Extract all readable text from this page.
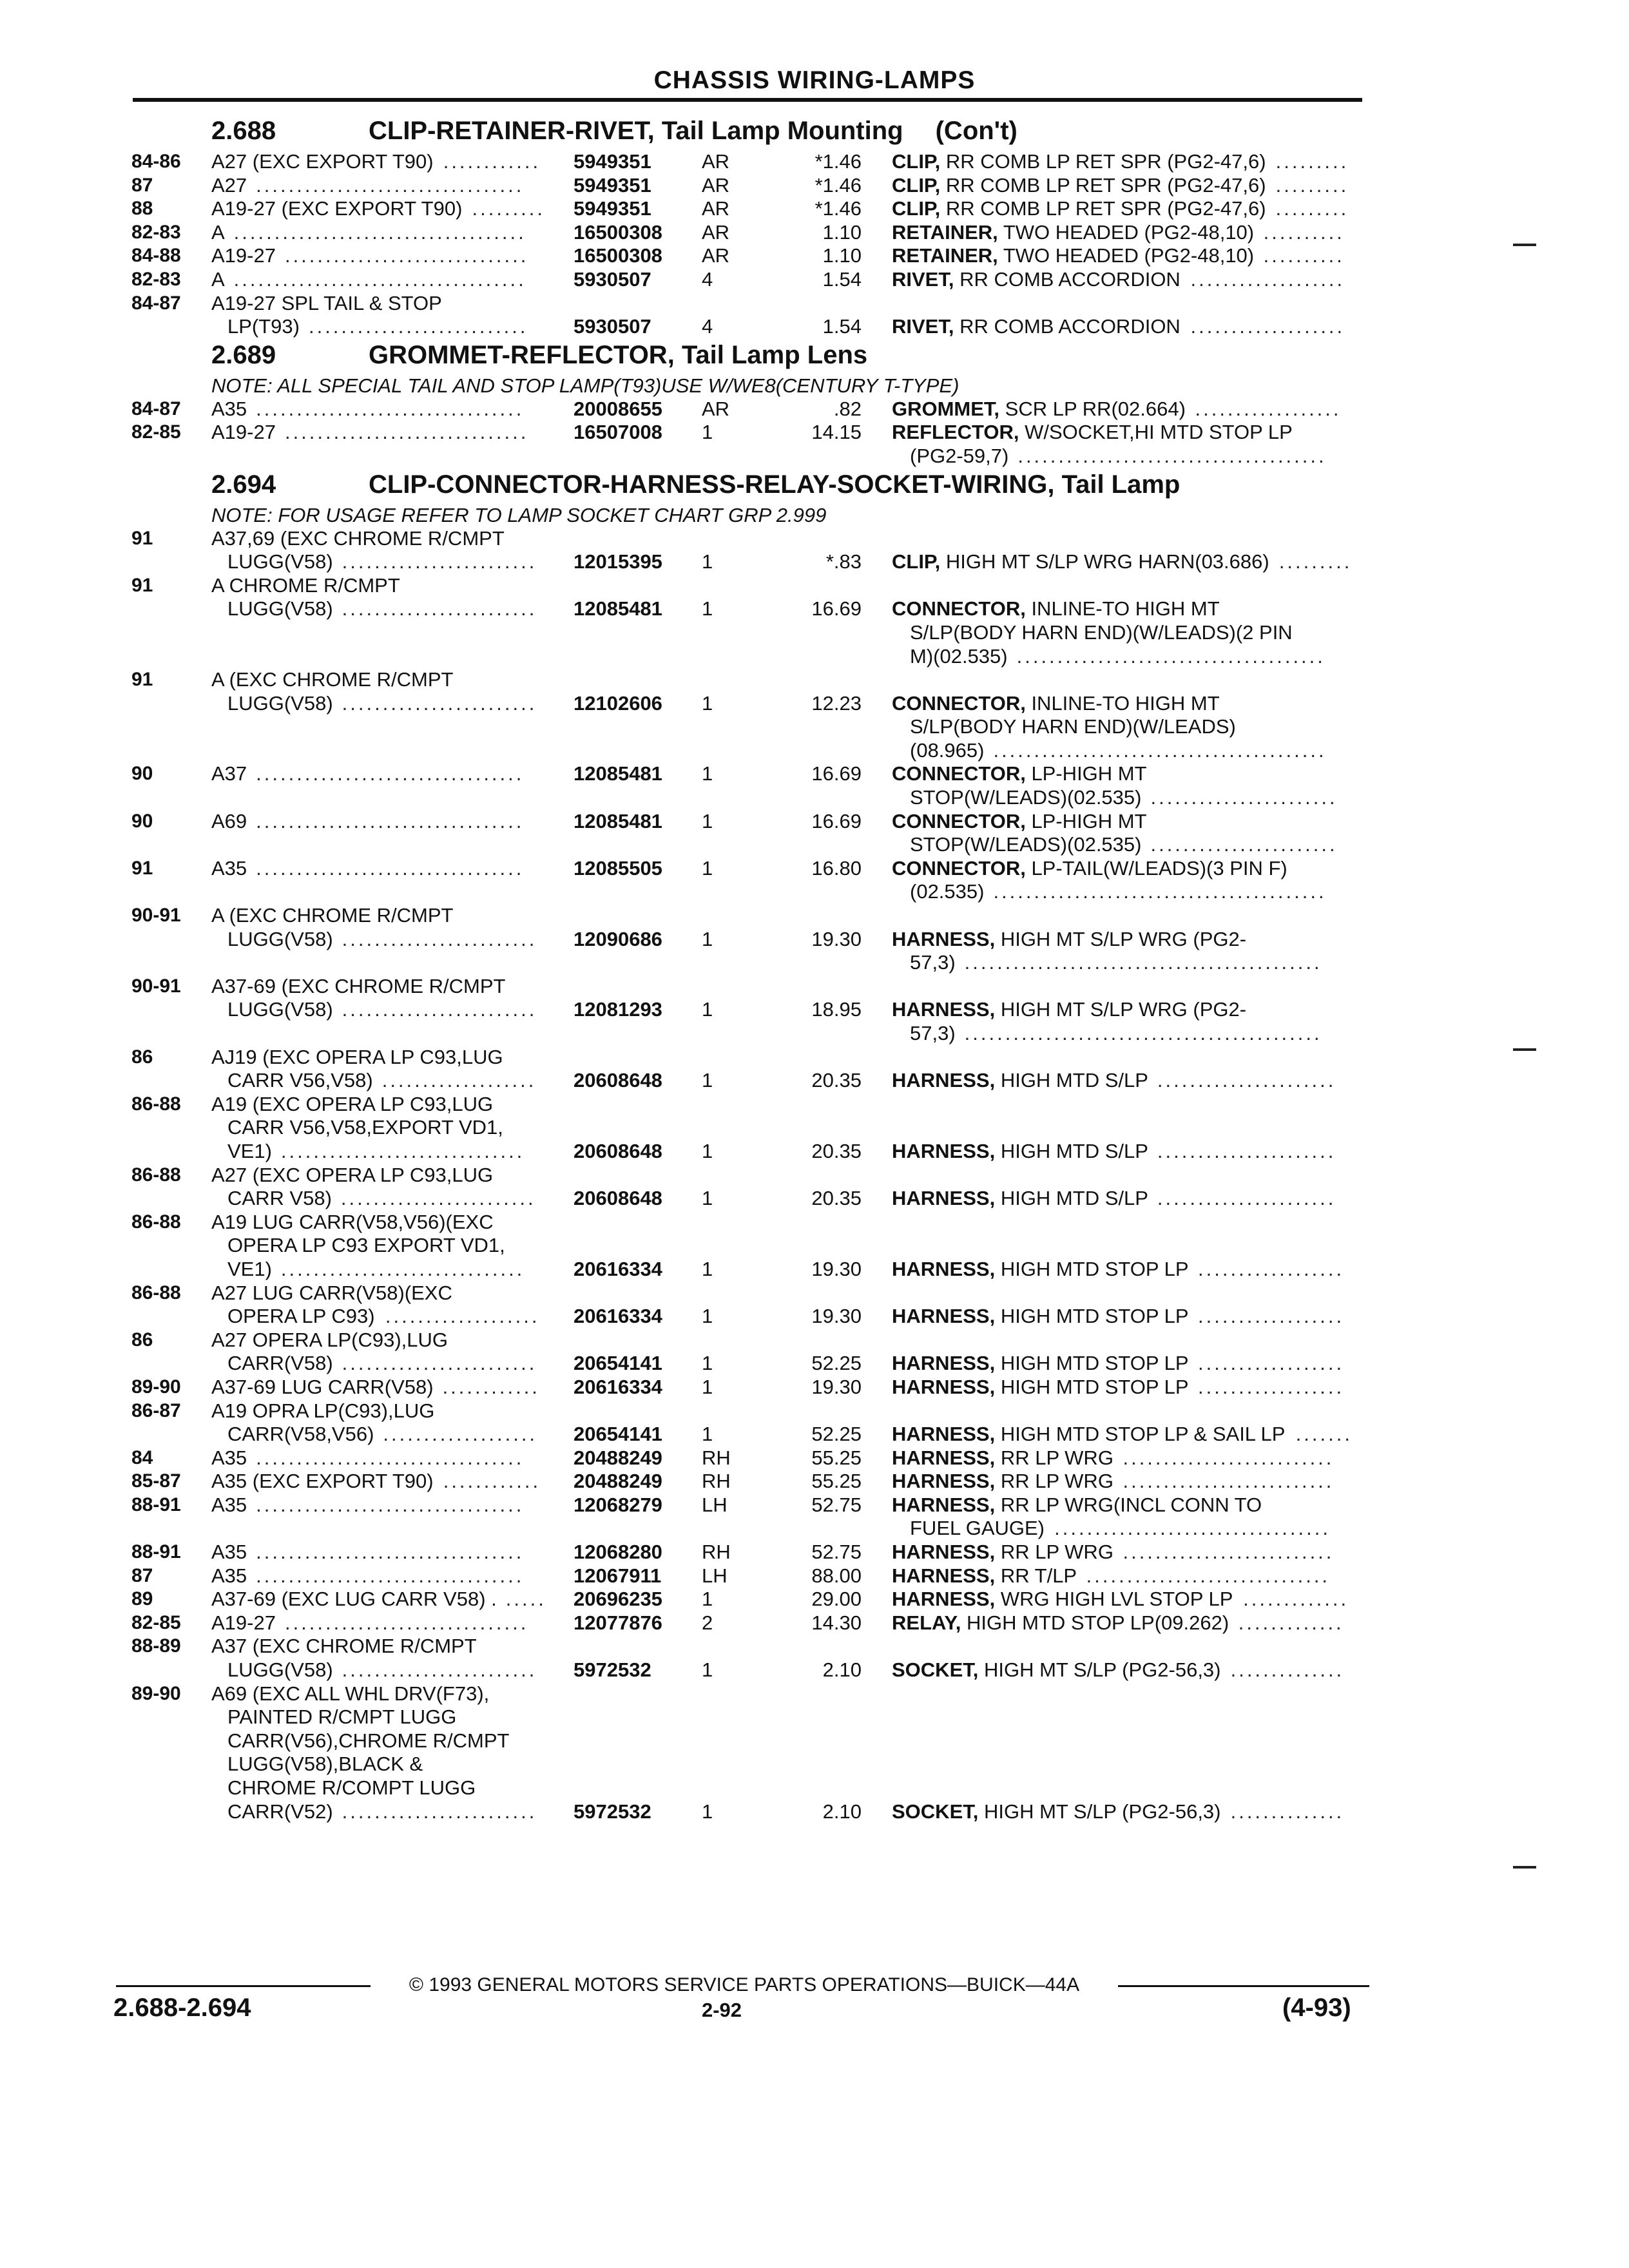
CHASSIS WIRING-LAMPS
2.688	CLIP-RETAINER-RIVET, Tail Lamp Mounting (Con't)
84-86 A27 (EXC EXPORT T90) ............	5949351	AR	*1.46 CLIP, RR COMB LP RET SPR (PG2-47,6) .........
87	A27 .................................	5949351	AR	*1.46 CLIP, RR COMB LP RET SPR (PG2-47,6) .........
88	A19-27 (EXC EXPORT T90) .........	5949351	AR	*1.46 CLIP, RR COMB LP RET SPR (PG2-47,6) .........
82-83 A ....................................	16500308 AR	1.10 RETAINER, TWO HEADED (PG2-48,10) ..........
84-88 A19-27 ..............................	16500308 AR	1.10 RETAINER, TWO HEADED (PG2-48,10) ..........
82-83 A ....................................	5930507	4	1.54 RIVET, RR COMB ACCORDION ...................
84-87 A19-27 SPL TAIL & STOP
LP(T93) ...........................	5930507	4	1.54 RIVET, RR COMB ACCORDION ...................
2.689	GROMMET-REFLECTOR, Tail Lamp Lens
NOTE: ALL SPECIAL TAIL AND STOP LAMP(T93)USE W/WE8(CENTURY T-TYPE)
84-87 A35 .................................	20008655 AR	.82 GROMMET, SCR LP RR(02.664) ..................
82-85 A19-27 ..............................	16507008 1	14.15 REFLECTOR, W/SOCKET,HI MTD STOP LP
(PG2-59,7) ......................................
2.694	CLIP-CONNECTOR-HARNESS-RELAY-SOCKET-WIRING, Tail Lamp
NOTE: FOR USAGE REFER TO LAMP SOCKET CHART GRP 2.999
91	A37,69 (EXC CHROME R/CMPT
LUGG(V58) ........................	12015395 1	*.83 CLIP, HIGH MT S/LP WRG HARN(03.686) .........
91	A CHROME R/CMPT
LUGG(V58) ........................	12085481 1	16.69 CONNECTOR, INLINE-TO HIGH MT
S/LP(BODY HARN END)(W/LEADS)(2 PIN
M)(02.535) ......................................
91	A (EXC CHROME R/CMPT
LUGG(V58) ........................	12102606 1	12.23 CONNECTOR, INLINE-TO HIGH MT
S/LP(BODY HARN END)(W/LEADS)
(08.965) .........................................
90	A37 .................................	12085481 1	16.69 CONNECTOR, LP-HIGH MT
STOP(W/LEADS)(02.535) .......................
90	A69 .................................	12085481 1	16.69 CONNECTOR, LP-HIGH MT
STOP(W/LEADS)(02.535) .......................
91	A35 .................................	12085505 1	16.80 CONNECTOR, LP-TAIL(W/LEADS)(3 PIN F)
(02.535) .........................................
90-91 A (EXC CHROME R/CMPT
LUGG(V58) ........................	12090686 1	19.30 HARNESS, HIGH MT S/LP WRG (PG2-
57,3) ............................................
90-91 A37-69 (EXC CHROME R/CMPT
LUGG(V58) ........................	12081293 1	18.95 HARNESS, HIGH MT S/LP WRG (PG2-
57,3) ............................................
86	AJ19 (EXC OPERA LP C93,LUG
CARR V56,V58) ...................	20608648 1	20.35 HARNESS, HIGH MTD S/LP ......................
86-88 A19 (EXC OPERA LP C93,LUG
CARR V56,V58,EXPORT VD1,
VE1) ..............................	20608648 1	20.35 HARNESS, HIGH MTD S/LP ......................
86-88 A27 (EXC OPERA LP C93,LUG
CARR V58) ........................	20608648 1	20.35 HARNESS, HIGH MTD S/LP ......................
86-88 A19 LUG CARR(V58,V56)(EXC
OPERA LP C93 EXPORT VD1,
VE1) ..............................	20616334 1	19.30 HARNESS, HIGH MTD STOP LP ..................
86-88 A27 LUG CARR(V58)(EXC
OPERA LP C93) ...................	20616334 1	19.30 HARNESS, HIGH MTD STOP LP ..................
86	A27 OPERA LP(C93),LUG
CARR(V58) ........................	20654141 1	52.25 HARNESS, HIGH MTD STOP LP ..................
89-90 A37-69 LUG CARR(V58) ............	20616334 1	19.30 HARNESS, HIGH MTD STOP LP ..................
86-87 A19 OPRA LP(C93),LUG
CARR(V58,V56) ...................	20654141 1	52.25 HARNESS, HIGH MTD STOP LP & SAIL LP .......
84	A35 .................................	20488249 RH	55.25 HARNESS, RR LP WRG ..........................
85-87 A35 (EXC EXPORT T90) ............	20488249 RH	55.25 HARNESS, RR LP WRG ..........................
88-91 A35 .................................	12068279 LH	52.75 HARNESS, RR LP WRG(INCL CONN TO
FUEL GAUGE) ..................................
88-91 A35 .................................	12068280 RH	52.75 HARNESS, RR LP WRG ..........................
87	A35 .................................	12067911 LH	88.00 HARNESS, RR T/LP ..............................
89	A37-69 (EXC LUG CARR V58) . .....	20696235 1	29.00 HARNESS, WRG HIGH LVL STOP LP .............
82-85 A19-27 ..............................	12077876 2	14.30 RELAY, HIGH MTD STOP LP(09.262) .............
88-89 A37 (EXC CHROME R/CMPT
LUGG(V58) ........................	5972532	1	2.10 SOCKET, HIGH MT S/LP (PG2-56,3) ..............
89-90 A69 (EXC ALL WHL DRV(F73),
PAINTED R/CMPT LUGG
CARR(V56),CHROME R/CMPT
LUGG(V58),BLACK &
CHROME R/COMPT LUGG
CARR(V52) ........................	5972532	1	2.10 SOCKET, HIGH MT S/LP (PG2-56,3) ..............
© 1993 GENERAL MOTORS SERVICE PARTS OPERATIONS—BUICK—44A
2.688-2.694	2-92	(4-93)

▸ DIRECTIVE: Count the lines in the records above that hold the word "RIVET", and give only that number.

▸ RESULT: 3